+++ TEXTO TRANSCRITO +++
30 de junho de 2016

Roman-fleuve

Outra das razões porque deixei de escrever foi precisamente a minha queda para o título. O roman-fleuve.
Ninguém gosta de chegar a um virtual-sítio e dar de caras com um post-rio, um post onde se denota que o escritor está totalmente enfeitiçado pela sua escrita, pela sua capacidade de meter nas letras o estado hipnótico, o estado lastimável de overdose de feitiço literário, o ego inflamado com as frases maravilhosas que se desprendem do tacto, em última análise, o romance que ali vai entre quem escreve e o escritor.
Ninguém tem respeito por quem escreve, sejamos pragmáticos. As pessoas buscam quem as faz rir, quem imprime um humor desmedido e uma ironia fina ao seu rio de letras. Se encontram pela frente alguém que era capaz de fazer como Proust, que riquíssimo forrou uma sala a cortiça só para não ouvir mais nada senão os seus pensamentos, clicam na opção chato e desarvoram, desaparecem, e às vezes vão fazer queixinhas a outros, que igualmente sedentos de trivialidades, concordam e denigrem.
+++
• ENUNCIADO 1
Reproduza o trecho do texto transcrito que começa em "Ninguém gosta de" e vai até "e o escritor.".
• ENUNCIADO 2
Responda, por favor, às perguntas abaixo com base no texto transcrito.
(a) Que data aparece no início?
(b) O que as pessoas buscam, segundo o texto?
(c) O que Proust forrou a cortiça?
• ENUNCIADO 3
Traduza para o inglês a frase do texto transcrito "Ninguém tem respeito por quem escreve, sejamos pragmáticos."
+++ DADOS +++
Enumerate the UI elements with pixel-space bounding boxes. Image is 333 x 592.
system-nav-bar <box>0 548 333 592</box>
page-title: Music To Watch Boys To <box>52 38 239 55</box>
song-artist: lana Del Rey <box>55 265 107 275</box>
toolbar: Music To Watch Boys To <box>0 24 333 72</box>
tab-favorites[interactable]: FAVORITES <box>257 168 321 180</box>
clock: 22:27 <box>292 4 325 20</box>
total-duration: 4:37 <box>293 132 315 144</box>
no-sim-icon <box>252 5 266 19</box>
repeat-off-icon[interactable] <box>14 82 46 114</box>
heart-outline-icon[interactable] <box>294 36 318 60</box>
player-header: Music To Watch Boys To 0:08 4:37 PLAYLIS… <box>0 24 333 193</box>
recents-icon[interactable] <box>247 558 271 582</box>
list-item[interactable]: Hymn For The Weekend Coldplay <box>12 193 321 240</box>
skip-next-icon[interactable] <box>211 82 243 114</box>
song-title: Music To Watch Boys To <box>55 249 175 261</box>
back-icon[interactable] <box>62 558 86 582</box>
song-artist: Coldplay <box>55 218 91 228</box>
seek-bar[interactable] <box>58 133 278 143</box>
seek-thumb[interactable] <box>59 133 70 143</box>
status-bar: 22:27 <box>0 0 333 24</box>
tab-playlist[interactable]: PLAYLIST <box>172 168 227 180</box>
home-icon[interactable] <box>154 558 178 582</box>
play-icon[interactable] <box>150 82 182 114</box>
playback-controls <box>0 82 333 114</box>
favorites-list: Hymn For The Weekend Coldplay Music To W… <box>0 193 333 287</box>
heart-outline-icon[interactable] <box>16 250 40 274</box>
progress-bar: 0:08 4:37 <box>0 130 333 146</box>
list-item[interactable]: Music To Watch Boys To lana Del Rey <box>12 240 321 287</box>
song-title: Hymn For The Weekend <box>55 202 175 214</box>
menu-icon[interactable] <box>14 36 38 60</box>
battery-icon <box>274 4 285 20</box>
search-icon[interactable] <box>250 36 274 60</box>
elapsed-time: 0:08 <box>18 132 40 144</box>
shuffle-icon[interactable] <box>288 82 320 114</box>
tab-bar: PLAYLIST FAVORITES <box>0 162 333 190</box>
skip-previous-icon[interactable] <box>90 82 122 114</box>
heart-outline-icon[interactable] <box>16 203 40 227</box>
+++
• RESPOSTA DO EXERCÍCIO 1
Ninguém gosta de chegar a um virtual-sítio e dar de caras com um post-rio, um post onde se denota que o escritor está totalmente enfeitiçado pela sua escrita, pela sua capacidade de meter nas letras o estado hipnótico, o estado lastimável de overdose de feitiço literário, o ego inflamado com as frases maravilhosas que se desprendem do tacto, em última análise, o romance que ali vai entre quem escreve e o escritor.

• RESPOSTA DO EXERCÍCIO 2
(a) 30 de junho de 2016.
(b) Quem as faz rir, quem imprime um humor desmedido e uma ironia fina ao seu rio de letras.
(c) Uma sala.

• RESPOSTA DO EXERCÍCIO 3
Nobody has any respect for those who write, let's be pragmatic.